Written task:
Keep only the lines where "sotto" appears.

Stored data
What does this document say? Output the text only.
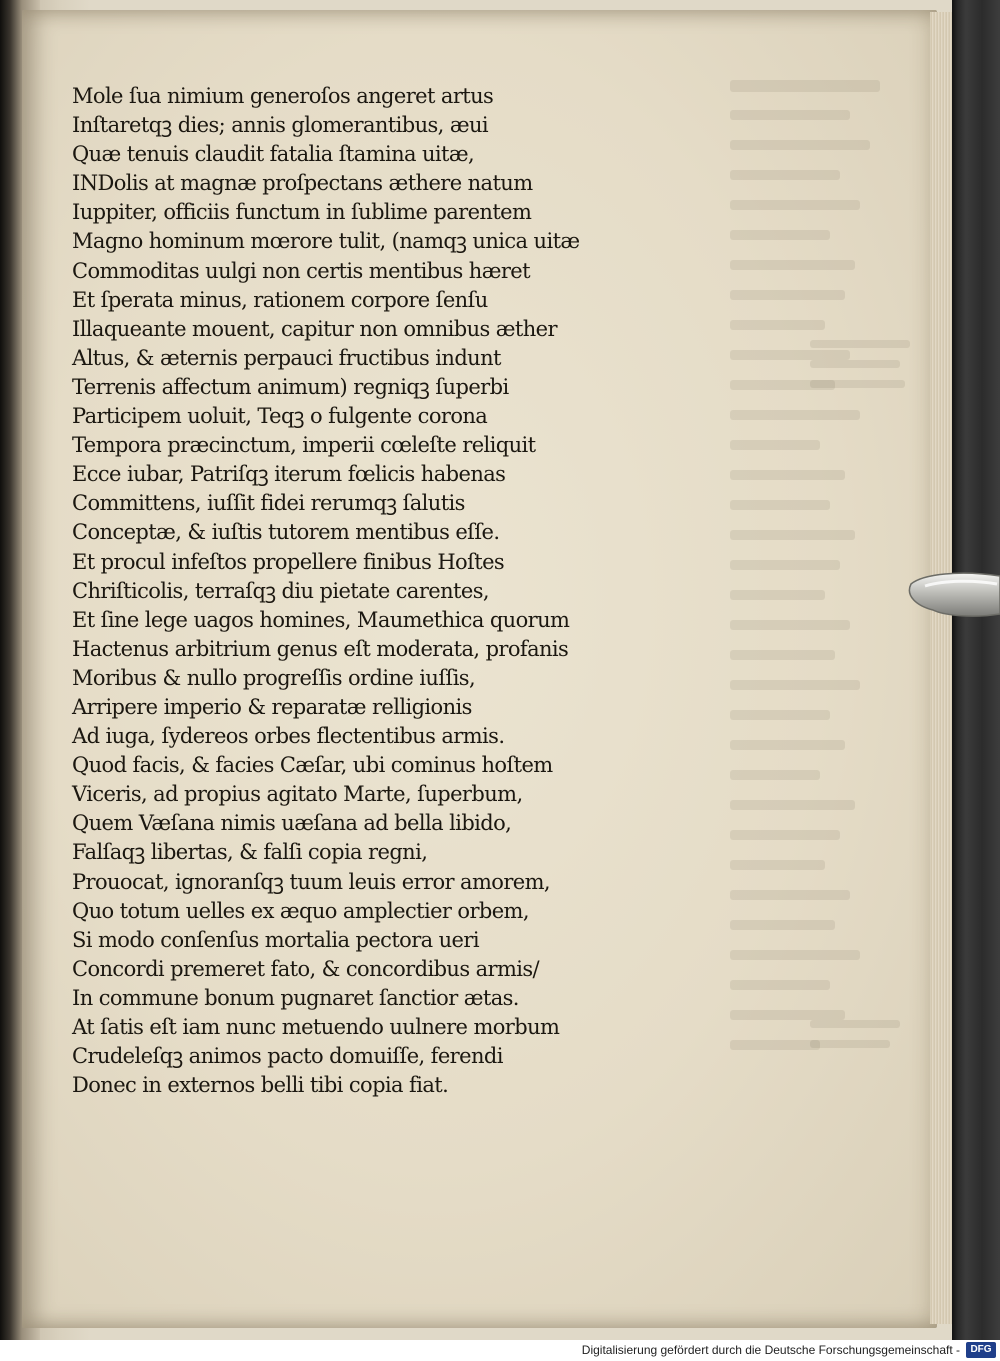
Mole ſua nimium generoſos angeret artus
Inſtaretqꝫ dies; annis glomerantibus, æui
Quæ tenuis claudit fatalia ſtamina uitæ,
INDolis at magnæ proſpectans æthere natum
Iuppiter, officiis functum in ſublime parentem
Magno hominum mœrore tulit, (namqꝫ unica uitæ
Commoditas uulgi non certis mentibus hæret
Et ſperata minus, rationem corpore ſenſu
Illaqueante mouent, capitur non omnibus æther
Altus, & æternis perpauci fructibus indunt
Terrenis affectum animum) regniqꝫ ſuperbi
Participem uoluit, Teqꝫ o fulgente corona
Tempora præcinctum, imperii cœleſte reliquit
Ecce iubar, Patriſqꝫ iterum fœlicis habenas
Committens, iuſſit fidei rerumqꝫ ſalutis
Conceptæ, & iuſtis tutorem mentibus eſſe.
Et procul infeſtos propellere finibus Hoſtes
Chriſticolis, terraſqꝫ diu pietate carentes,
Et ſine lege uagos homines, Maumethica quorum
Hactenus arbitrium genus eſt moderata, profanis
Moribus & nullo progreſſis ordine iuſſis,
Arripere imperio & reparatæ relligionis
Ad iuga, ſydereos orbes flectentibus armis.
Quod facis, & facies Cæſar, ubi cominus hoſtem
Viceris, ad propius agitato Marte, ſuperbum,
Quem Væſana nimis uæſana ad bella libido,
Falſaqꝫ libertas, & falſi copia regni,
Prouocat, ignoranſqꝫ tuum leuis error amorem,
Quo totum uelles ex æquo amplectier orbem,
Si modo conſenſus mortalia pectora ueri
Concordi premeret fato, & concordibus armis/
In commune bonum pugnaret ſanctior ætas.
At ſatis eſt iam nunc metuendo uulnere morbum
Crudeleſqꝫ animos pacto domuiſſe, ferendi
Donec in externos belli tibi copia fiat.
Digitalisierung gefördert durch die Deutsche Forschungsgemeinschaft -	DFG
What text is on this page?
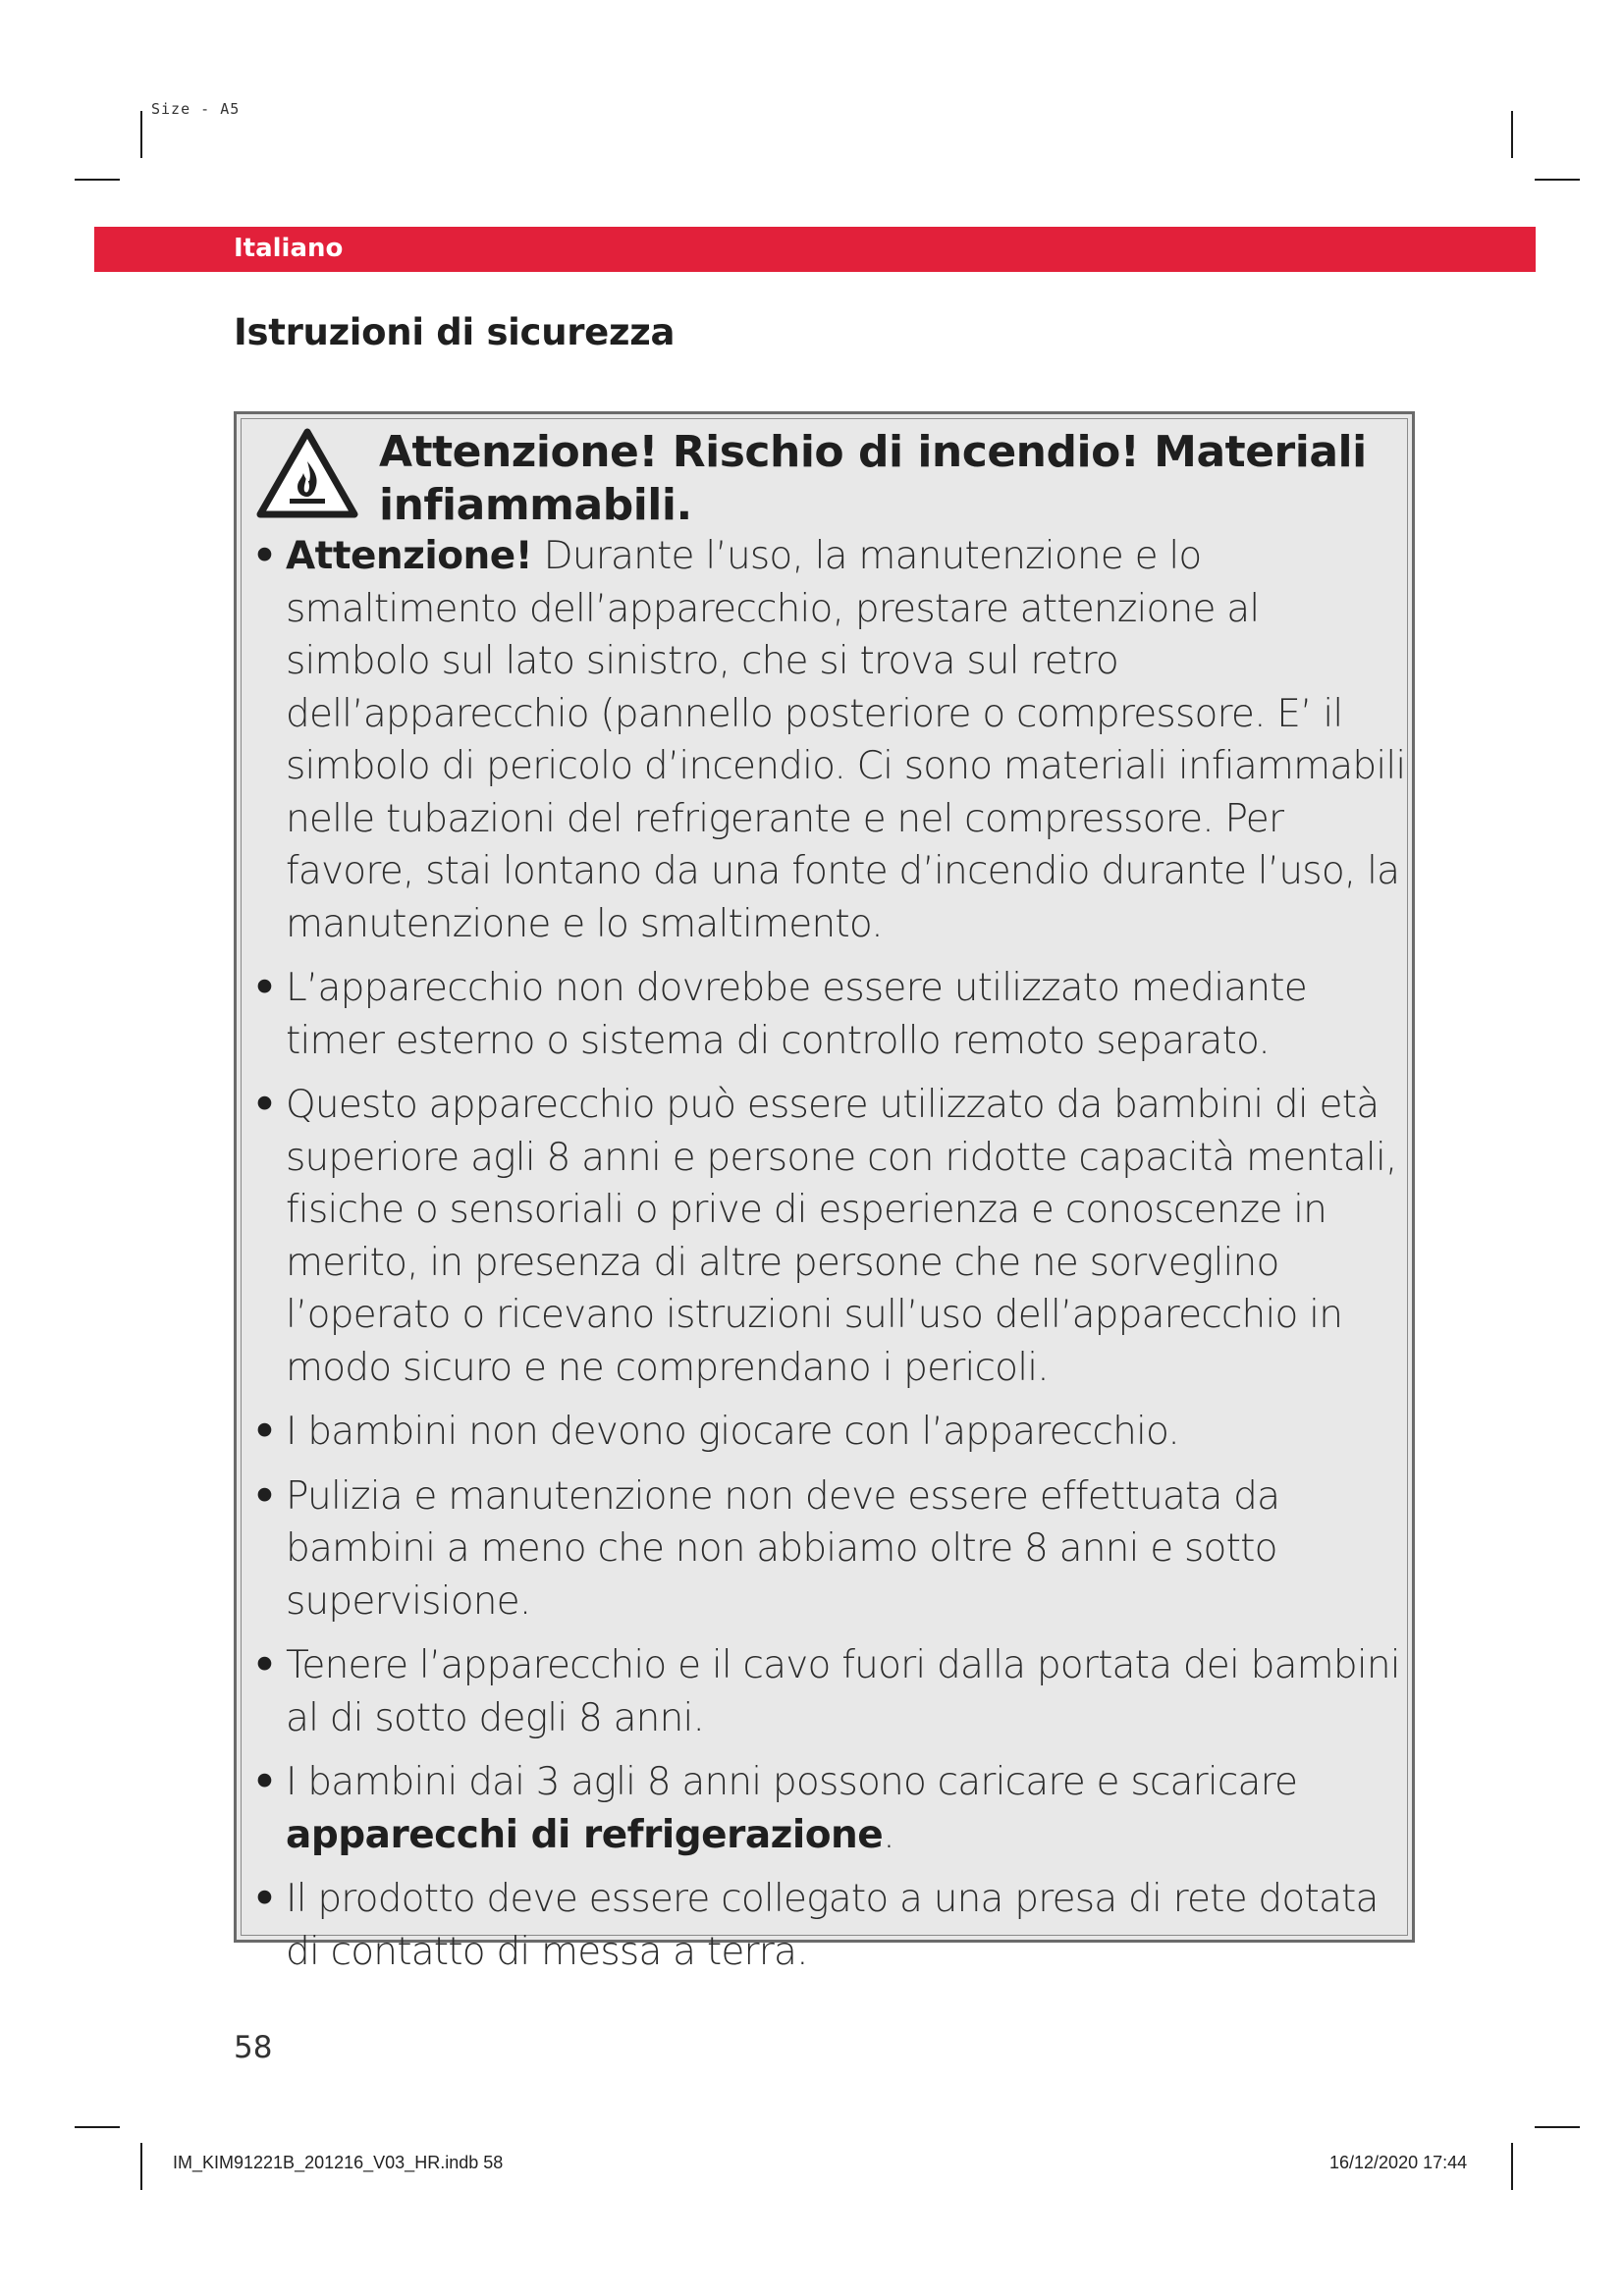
Size - A5
Italiano
Istruzioni di sicurezza
Attenzione! Rischio di incendio! Materiali infiammabili.
• Attenzione! Durante l’uso, la manutenzione e lo smaltimento dell’apparecchio, prestare attenzione al simbolo sul lato sinistro, che si trova sul retro dell’apparecchio (pannello posteriore o compressore. E’ il simbolo di pericolo d’incendio. Ci sono materiali infiammabili nelle tubazioni del refrigerante e nel compressore. Per favore, stai lontano da una fonte d’incendio durante l’uso, la manutenzione e lo smaltimento.
• L’apparecchio non dovrebbe essere utilizzato mediante timer esterno o sistema di controllo remoto separato.
• Questo apparecchio può essere utilizzato da bambini di età superiore agli 8 anni e persone con ridotte capacità mentali, fisiche o sensoriali o prive di esperienza e conoscenze in merito, in presenza di altre persone che ne sorveglino l’operato o ricevano istruzioni sull’uso dell’apparecchio in modo sicuro e ne comprendano i pericoli.
• I bambini non devono giocare con l’apparecchio.
• Pulizia e manutenzione non deve essere effettuata da bambini a meno che non abbiamo oltre 8 anni e sotto supervisione.
• Tenere l’apparecchio e il cavo fuori dalla portata dei bambini al di sotto degli 8 anni.
• I bambini dai 3 agli 8 anni possono caricare e scaricare apparecchi di refrigerazione.
• Il prodotto deve essere collegato a una presa di rete dotata di contatto di messa a terra.
58
IM_KIM91221B_201216_V03_HR.indb 58	16/12/2020 17:44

Output:
• Pulizia e manutenzione non deve essere effettuata da bambini a meno che non abbiamo oltre 8 anni e sotto supervisione.
• Tenere l’apparecchio e il cavo fuori dalla portata dei bambini al di sotto degli 8 anni.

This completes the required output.